┌──

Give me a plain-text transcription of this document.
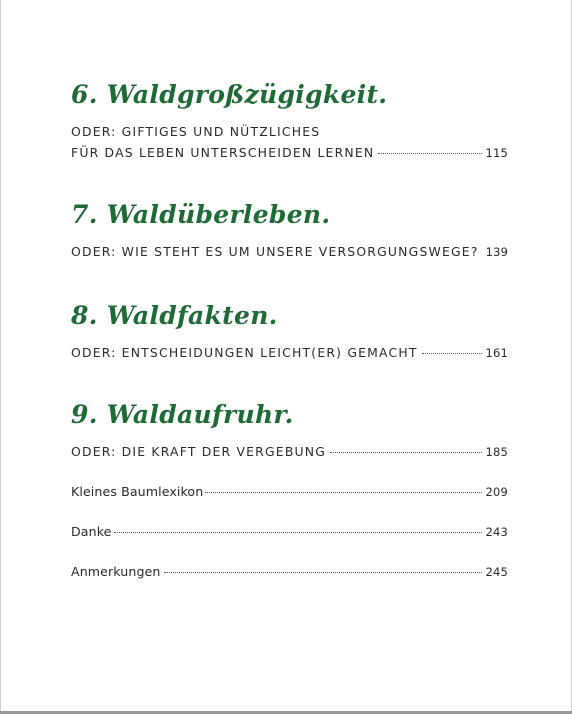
6. Waldgroßzügigkeit.
ODER: GIFTIGES UND NÜTZLICHES
FÜR DAS LEBEN UNTERSCHEIDEN LERNEN	115
7. Waldüberleben.
ODER: WIE STEHT ES UM UNSERE VERSORGUNGSWEGE? 139
8. Waldfakten.
ODER: ENTSCHEIDUNGEN LEICHT(ER) GEMACHT	161
9. Waldaufruhr.
ODER: DIE KRAFT DER VERGEBUNG	185
Kleines Baumlexikon	209
Danke	243
Anmerkungen	245
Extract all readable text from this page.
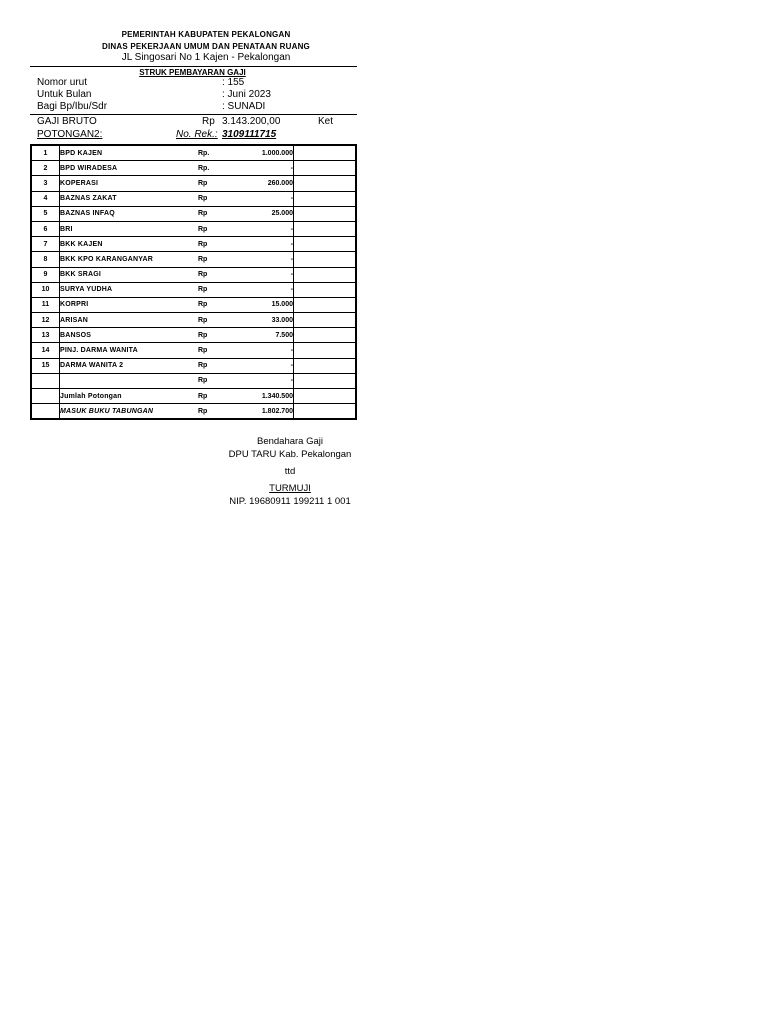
PEMERINTAH KABUPATEN PEKALONGAN
DINAS PEKERJAAN UMUM DAN PENATAAN RUANG
JL Singosari No 1 Kajen - Pekalongan
STRUK PEMBAYARAN GAJI
Nomor urut	: 155
Untuk Bulan	: Juni 2023
Bagi Bp/Ibu/Sdr	: SUNADI
GAJI BRUTO	Rp 3.143.200,00	Ket
POTONGAN2:	No. Rek.: 3109111715
1	BPD KAJEN	Rp.	1.000.000	
2	BPD WIRADESA	Rp.	-	
3	KOPERASI	Rp	260.000	
4	BAZNAS ZAKAT	Rp	-	
5	BAZNAS INFAQ	Rp	25.000	
6	BRI	Rp	-	
7	BKK KAJEN	Rp	-	
8	BKK KPO KARANGANYAR	Rp	-	
9	BKK SRAGI	Rp	-	
10	SURYA YUDHA	Rp	-	
11	KORPRI	Rp	15.000	
12	ARISAN	Rp	33.000	
13	BANSOS	Rp	7.500	
14	PINJ. DARMA WANITA	Rp	-	
15	DARMA WANITA 2	Rp	-	
		Rp	-	
	Jumlah Potongan	Rp	1.340.500	
	MASUK BUKU TABUNGAN	Rp	1.802.700	
Bendahara Gaji
DPU TARU Kab. Pekalongan
ttd
TURMUJI
NIP. 19680911 199211 1 001
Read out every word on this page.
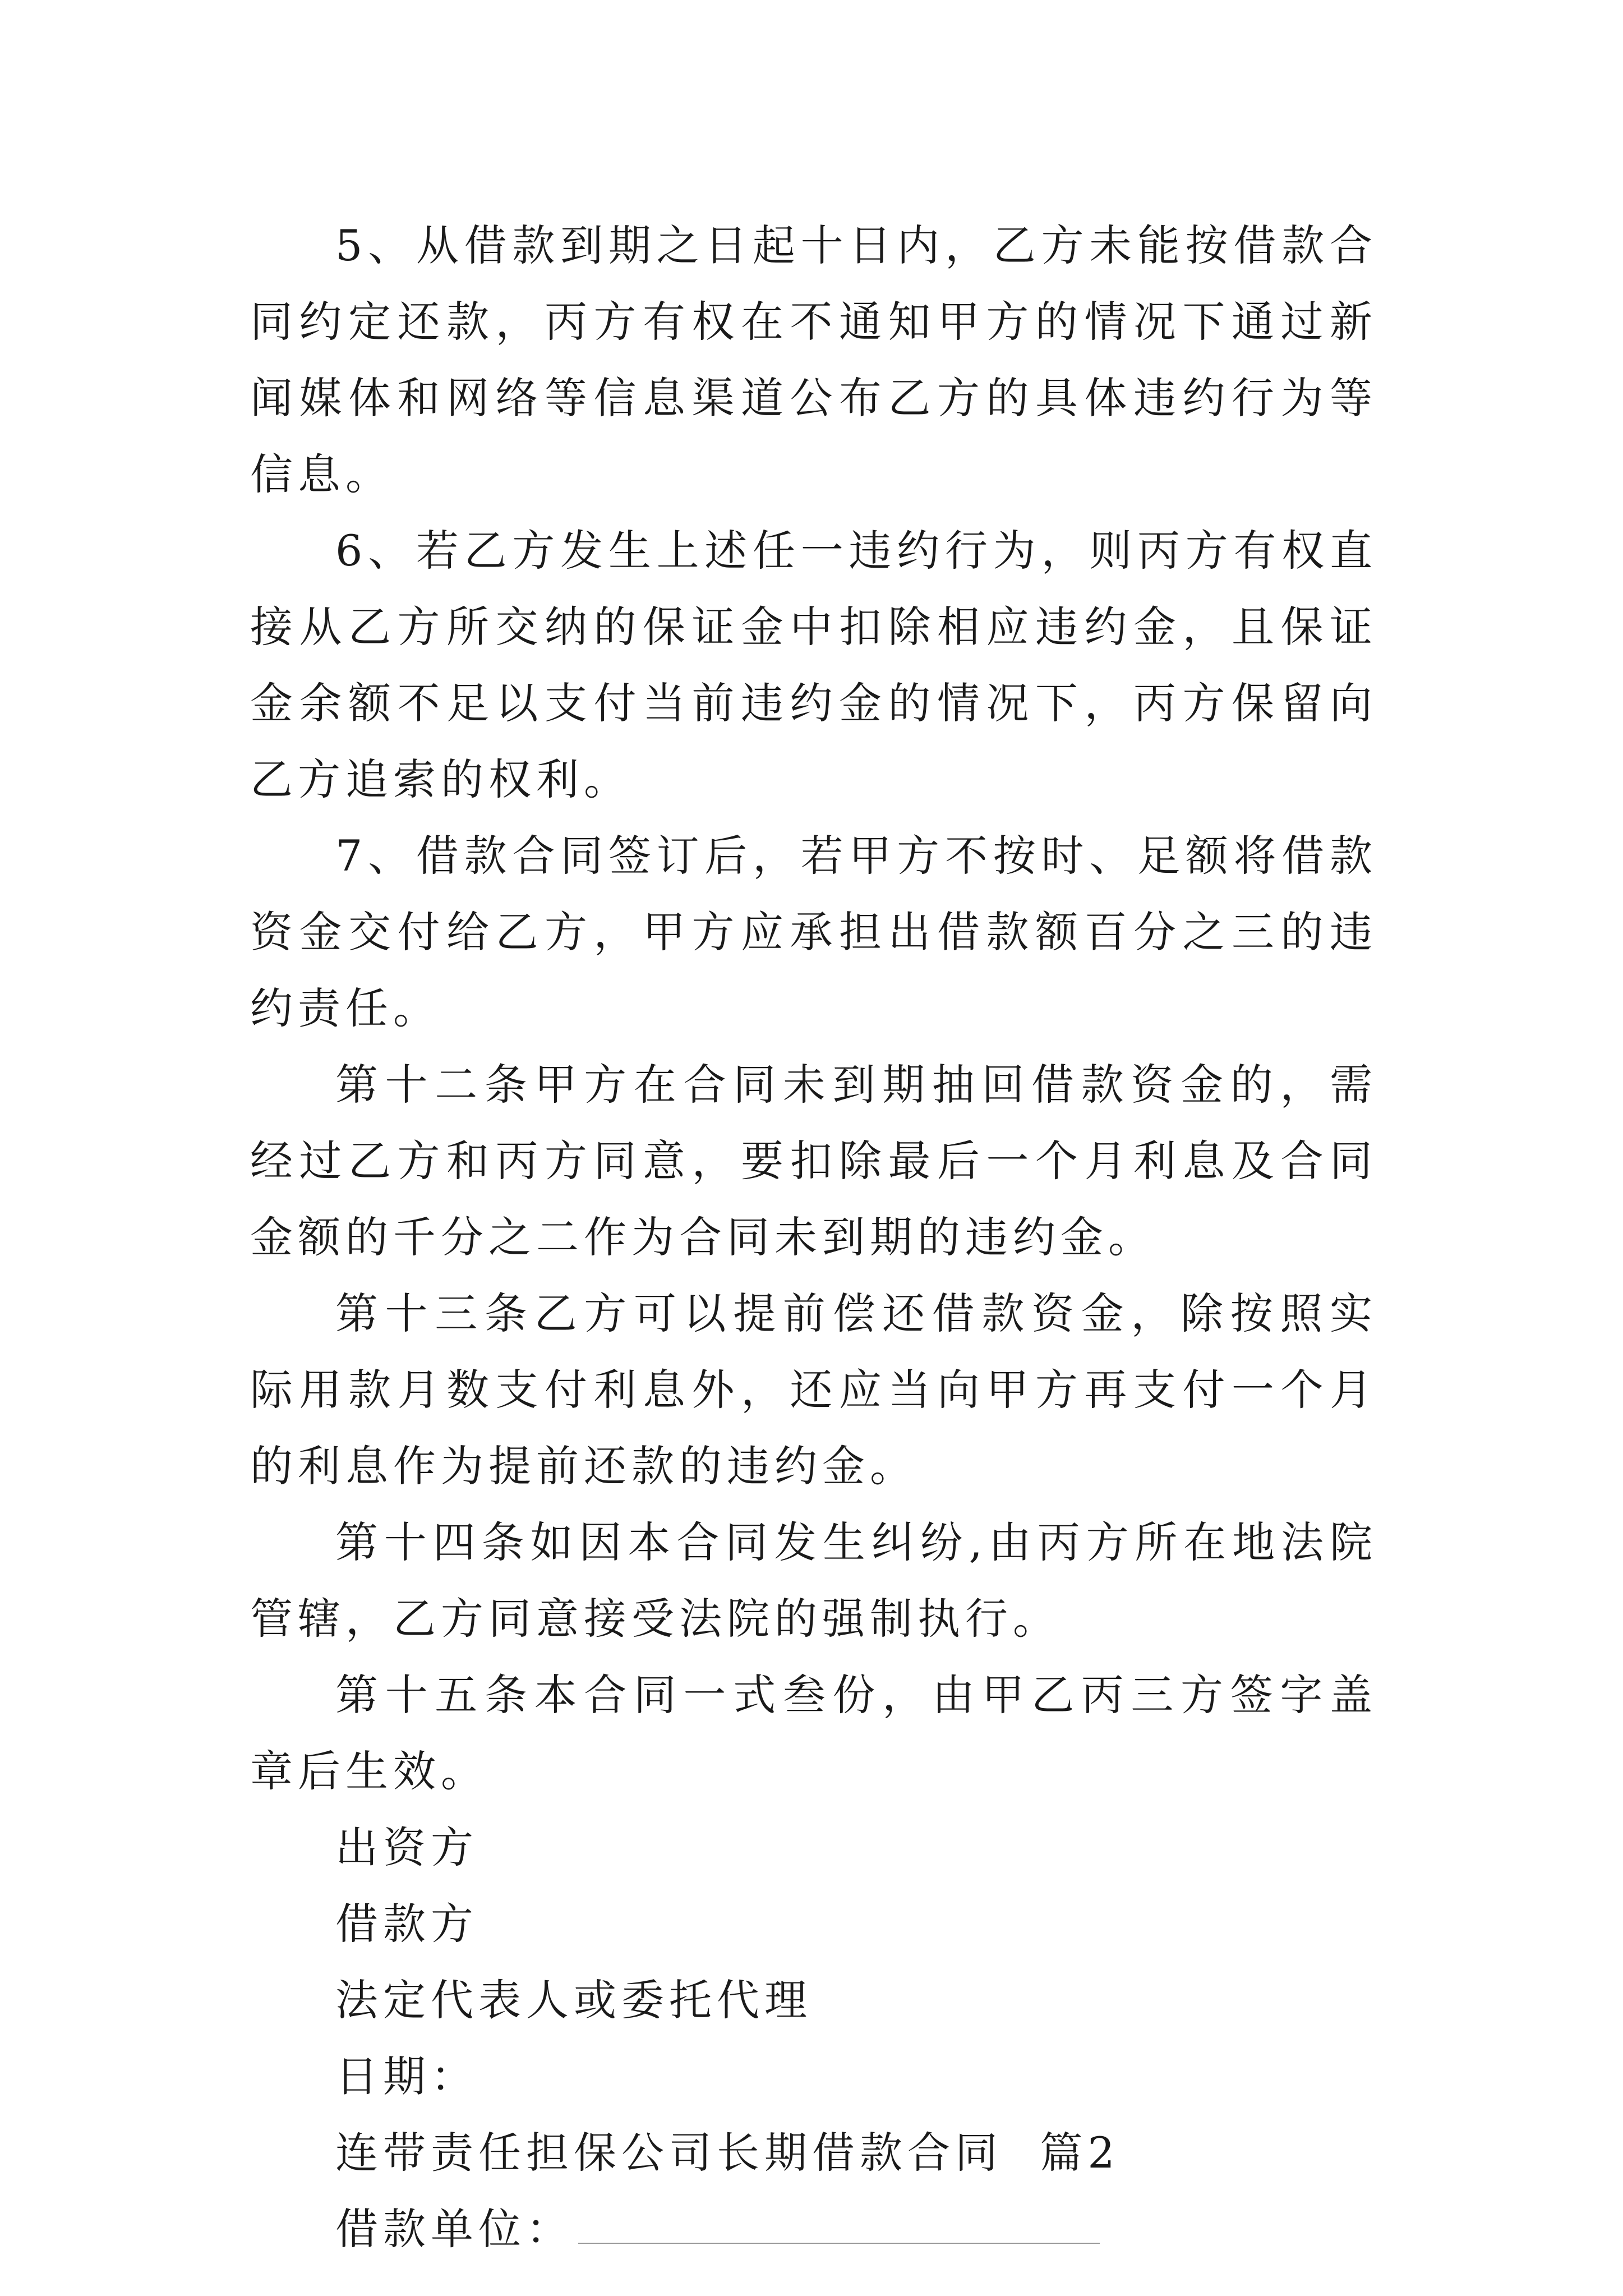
5、从借款到期之日起十日内，乙方未能按借款合同约定还款，丙方有权在不通知甲方的情况下通过新闻媒体和网络等信息渠道公布乙方的具体违约行为等信息。

6、若乙方发生上述任一违约行为，则丙方有权直接从乙方所交纳的保证金中扣除相应违约金，且保证金余额不足以支付当前违约金的情况下，丙方保留向乙方追索的权利。

7、借款合同签订后，若甲方不按时、足额将借款资金交付给乙方，甲方应承担出借款额百分之三的违约责任。

第十二条甲方在合同未到期抽回借款资金的，需经过乙方和丙方同意，要扣除最后一个月利息及合同金额的千分之二作为合同未到期的违约金。

第十三条乙方可以提前偿还借款资金，除按照实际用款月数支付利息外，还应当向甲方再支付一个月的利息作为提前还款的违约金。

第十四条如因本合同发生纠纷,由丙方所在地法院管辖，乙方同意接受法院的强制执行。

第十五条本合同一式叁份，由甲乙丙三方签字盖章后生效。

出资方

借款方

法定代表人或委托代理

日期：

连带责任担保公司长期借款合同  篇2

借款单位：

└──

Exclude the pictures and transcribe all of the entries exactly.

Give me a plain-text transcription of this document.
6. Waldgroßzügigkeit.
ODER: GIFTIGES UND NÜTZLICHES
FÜR DAS LEBEN UNTERSCHEIDEN LERNEN	115
7. Waldüberleben.
ODER: WIE STEHT ES UM UNSERE VERSORGUNGSWEGE? 139
8. Waldfakten.
ODER: ENTSCHEIDUNGEN LEICHT(ER) GEMACHT	161
9. Waldaufruhr.
ODER: DIE KRAFT DER VERGEBUNG	185
Kleines Baumlexikon	209
Danke	243
Anmerkungen	245
Extract all readable text from this page.
PEMERINTAH KABUPATEN PEKALONGAN
DINAS PEKERJAAN UMUM DAN PENATAAN RUANG
JL Singosari No 1 Kajen - Pekalongan
STRUK PEMBAYARAN GAJI
Nomor urut	: 155
Untuk Bulan	: Juni 2023
Bagi Bp/Ibu/Sdr	: SUNADI
GAJI BRUTO	Rp 3.143.200,00	Ket
POTONGAN2:	No. Rek.: 3109111715
1	BPD KAJEN	Rp.	1.000.000	
2	BPD WIRADESA	Rp.	-	
3	KOPERASI	Rp	260.000	
4	BAZNAS ZAKAT	Rp	-	
5	BAZNAS INFAQ	Rp	25.000	
6	BRI	Rp	-	
7	BKK KAJEN	Rp	-	
8	BKK KPO KARANGANYAR	Rp	-	
9	BKK SRAGI	Rp	-	
10	SURYA YUDHA	Rp	-	
11	KORPRI	Rp	15.000	
12	ARISAN	Rp	33.000	
13	BANSOS	Rp	7.500	
14	PINJ. DARMA WANITA	Rp	-	
15	DARMA WANITA 2	Rp	-	
		Rp	-	
	Jumlah Potongan	Rp	1.340.500	
	MASUK BUKU TABUNGAN	Rp	1.802.700	
Bendahara Gaji
DPU TARU Kab. Pekalongan
ttd
TURMUJI
NIP. 19680911 199211 1 001
Read out every word on this page.
5、从借款到期之日起十日内，乙方未能按借款合同约定还款，丙方有权在不通知甲方的情况下通过新闻媒体和网络等信息渠道公布乙方的具体违约行为等信息。

6、若乙方发生上述任一违约行为，则丙方有权直接从乙方所交纳的保证金中扣除相应违约金，且保证金余额不足以支付当前违约金的情况下，丙方保留向乙方追索的权利。

7、借款合同签订后，若甲方不按时、足额将借款资金交付给乙方，甲方应承担出借款额百分之三的违约责任。

第十二条甲方在合同未到期抽回借款资金的，需经过乙方和丙方同意，要扣除最后一个月利息及合同金额的千分之二作为合同未到期的违约金。

第十三条乙方可以提前偿还借款资金，除按照实际用款月数支付利息外，还应当向甲方再支付一个月的利息作为提前还款的违约金。

第十四条如因本合同发生纠纷,由丙方所在地法院管辖，乙方同意接受法院的强制执行。

第十五条本合同一式叁份，由甲乙丙三方签字盖章后生效。

出资方

借款方

法定代表人或委托代理

日期：

连带责任担保公司长期借款合同  篇2

借款单位：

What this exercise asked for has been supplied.